▶ STATED GOAL: Drop every picture, then transcribe the remaining data exactly.

▶ DATA ROWS:

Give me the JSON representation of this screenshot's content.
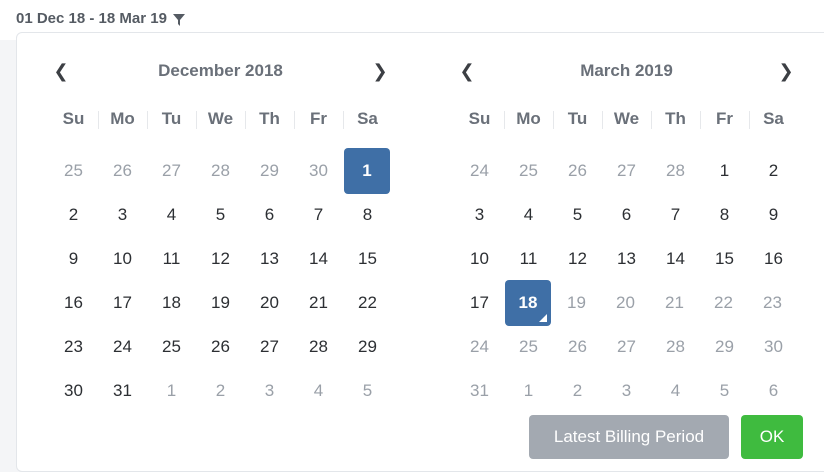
{
  "range_label": "01 Dec 18 - 18 Mar 19",
  "weekdays": [
    "Su",
    "Mo",
    "Tu",
    "We",
    "Th",
    "Fr",
    "Sa"
  ],
  "months": [
    {
      "title": "December 2018",
      "weeks": [
        [
          {
            "d": "25",
            "muted": true
          },
          {
            "d": "26",
            "muted": true
          },
          {
            "d": "27",
            "muted": true
          },
          {
            "d": "28",
            "muted": true
          },
          {
            "d": "29",
            "muted": true
          },
          {
            "d": "30",
            "muted": true
          },
          {
            "d": "1",
            "selected": true
          }
        ],
        [
          {
            "d": "2"
          },
          {
            "d": "3"
          },
          {
            "d": "4"
          },
          {
            "d": "5"
          },
          {
            "d": "6"
          },
          {
            "d": "7"
          },
          {
            "d": "8"
          }
        ],
        [
          {
            "d": "9"
          },
          {
            "d": "10"
          },
          {
            "d": "11"
          },
          {
            "d": "12"
          },
          {
            "d": "13"
          },
          {
            "d": "14"
          },
          {
            "d": "15"
          }
        ],
        [
          {
            "d": "16"
          },
          {
            "d": "17"
          },
          {
            "d": "18"
          },
          {
            "d": "19"
          },
          {
            "d": "20"
          },
          {
            "d": "21"
          },
          {
            "d": "22"
          }
        ],
        [
          {
            "d": "23"
          },
          {
            "d": "24"
          },
          {
            "d": "25"
          },
          {
            "d": "26"
          },
          {
            "d": "27"
          },
          {
            "d": "28"
          },
          {
            "d": "29"
          }
        ],
        [
          {
            "d": "30"
          },
          {
            "d": "31"
          },
          {
            "d": "1",
            "muted": true
          },
          {
            "d": "2",
            "muted": true
          },
          {
            "d": "3",
            "muted": true
          },
          {
            "d": "4",
            "muted": true
          },
          {
            "d": "5",
            "muted": true
          }
        ]
      ]
    },
    {
      "title": "March 2019",
      "weeks": [
        [
          {
            "d": "24",
            "muted": true
          },
          {
            "d": "25",
            "muted": true
          },
          {
            "d": "26",
            "muted": true
          },
          {
            "d": "27",
            "muted": true
          },
          {
            "d": "28",
            "muted": true
          },
          {
            "d": "1"
          },
          {
            "d": "2"
          }
        ],
        [
          {
            "d": "3"
          },
          {
            "d": "4"
          },
          {
            "d": "5"
          },
          {
            "d": "6"
          },
          {
            "d": "7"
          },
          {
            "d": "8"
          },
          {
            "d": "9"
          }
        ],
        [
          {
            "d": "10"
          },
          {
            "d": "11"
          },
          {
            "d": "12"
          },
          {
            "d": "13"
          },
          {
            "d": "14"
          },
          {
            "d": "15"
          },
          {
            "d": "16"
          }
        ],
        [
          {
            "d": "17"
          },
          {
            "d": "18",
            "selected": true,
            "end": true
          },
          {
            "d": "19",
            "muted": true
          },
          {
            "d": "20",
            "muted": true
          },
          {
            "d": "21",
            "muted": true
          },
          {
            "d": "22",
            "muted": true
          },
          {
            "d": "23",
            "muted": true
          }
        ],
        [
          {
            "d": "24",
            "muted": true
          },
          {
            "d": "25",
            "muted": true
          },
          {
            "d": "26",
            "muted": true
          },
          {
            "d": "27",
            "muted": true
          },
          {
            "d": "28",
            "muted": true
          },
          {
            "d": "29",
            "muted": true
          },
          {
            "d": "30",
            "muted": true
          }
        ],
        [
          {
            "d": "31",
            "muted": true
          },
          {
            "d": "1",
            "muted": true
          },
          {
            "d": "2",
            "muted": true
          },
          {
            "d": "3",
            "muted": true
          },
          {
            "d": "4",
            "muted": true
          },
          {
            "d": "5",
            "muted": true
          },
          {
            "d": "6",
            "muted": true
          }
        ]
      ]
    }
  ],
  "buttons": {
    "latest": "Latest Billing Period",
    "ok": "OK"
  },
  "icons": {
    "filter": "filter-icon",
    "prev": "chevron-left-icon",
    "next": "chevron-right-icon"
  },
  "colors": {
    "selected": "#3f6fa6",
    "ok": "#3fbb3f",
    "latest": "#a3a9b1"
  }
}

▶ COMPLETE RESPONSE:
Give me the JSON representation of this screenshot's content.
{
  "range_label": "01 Dec 18 - 18 Mar 19",
  "weekdays": [
    "Su",
    "Mo",
    "Tu",
    "We",
    "Th",
    "Fr",
    "Sa"
  ],
  "months": [
    {
      "title": "December 2018",
      "weeks": [
        [
          {
            "d": "25",
            "muted": true
          },
          {
            "d": "26",
            "muted": true
          },
          {
            "d": "27",
            "muted": true
          },
          {
            "d": "28",
            "muted": true
          },
          {
            "d": "29",
            "muted": true
          },
          {
            "d": "30",
            "muted": true
          },
          {
            "d": "1",
            "selected": true
          }
        ],
        [
          {
            "d": "2"
          },
          {
            "d": "3"
          },
          {
            "d": "4"
          },
          {
            "d": "5"
          },
          {
            "d": "6"
          },
          {
            "d": "7"
          },
          {
            "d": "8"
          }
        ],
        [
          {
            "d": "9"
          },
          {
            "d": "10"
          },
          {
            "d": "11"
          },
          {
            "d": "12"
          },
          {
            "d": "13"
          },
          {
            "d": "14"
          },
          {
            "d": "15"
          }
        ],
        [
          {
            "d": "16"
          },
          {
            "d": "17"
          },
          {
            "d": "18"
          },
          {
            "d": "19"
          },
          {
            "d": "20"
          },
          {
            "d": "21"
          },
          {
            "d": "22"
          }
        ],
        [
          {
            "d": "23"
          },
          {
            "d": "24"
          },
          {
            "d": "25"
          },
          {
            "d": "26"
          },
          {
            "d": "27"
          },
          {
            "d": "28"
          },
          {
            "d": "29"
          }
        ],
        [
          {
            "d": "30"
          },
          {
            "d": "31"
          },
          {
            "d": "1",
            "muted": true
          },
          {
            "d": "2",
            "muted": true
          },
          {
            "d": "3",
            "muted": true
          },
          {
            "d": "4",
            "muted": true
          },
          {
            "d": "5",
            "muted": true
          }
        ]
      ]
    },
    {
      "title": "March 2019",
      "weeks": [
        [
          {
            "d": "24",
            "muted": true
          },
          {
            "d": "25",
            "muted": true
          },
          {
            "d": "26",
            "muted": true
          },
          {
            "d": "27",
            "muted": true
          },
          {
            "d": "28",
            "muted": true
          },
          {
            "d": "1"
          },
          {
            "d": "2"
          }
        ],
        [
          {
            "d": "3"
          },
          {
            "d": "4"
          },
          {
            "d": "5"
          },
          {
            "d": "6"
          },
          {
            "d": "7"
          },
          {
            "d": "8"
          },
          {
            "d": "9"
          }
        ],
        [
          {
            "d": "10"
          },
          {
            "d": "11"
          },
          {
            "d": "12"
          },
          {
            "d": "13"
          },
          {
            "d": "14"
          },
          {
            "d": "15"
          },
          {
            "d": "16"
          }
        ],
        [
          {
            "d": "17"
          },
          {
            "d": "18",
            "selected": true,
            "end": true
          },
          {
            "d": "19",
            "muted": true
          },
          {
            "d": "20",
            "muted": true
          },
          {
            "d": "21",
            "muted": true
          },
          {
            "d": "22",
            "muted": true
          },
          {
            "d": "23",
            "muted": true
          }
        ],
        [
          {
            "d": "24",
            "muted": true
          },
          {
            "d": "25",
            "muted": true
          },
          {
            "d": "26",
            "muted": true
          },
          {
            "d": "27",
            "muted": true
          },
          {
            "d": "28",
            "muted": true
          },
          {
            "d": "29",
            "muted": true
          },
          {
            "d": "30",
            "muted": true
          }
        ],
        [
          {
            "d": "31",
            "muted": true
          },
          {
            "d": "1",
            "muted": true
          },
          {
            "d": "2",
            "muted": true
          },
          {
            "d": "3",
            "muted": true
          },
          {
            "d": "4",
            "muted": true
          },
          {
            "d": "5",
            "muted": true
          },
          {
            "d": "6",
            "muted": true
          }
        ]
      ]
    }
  ],
  "buttons": {
    "latest": "Latest Billing Period",
    "ok": "OK"
  },
  "icons": {
    "filter": "filter-icon",
    "prev": "chevron-left-icon",
    "next": "chevron-right-icon"
  },
  "colors": {
    "selected": "#3f6fa6",
    "ok": "#3fbb3f",
    "latest": "#a3a9b1"
  }
}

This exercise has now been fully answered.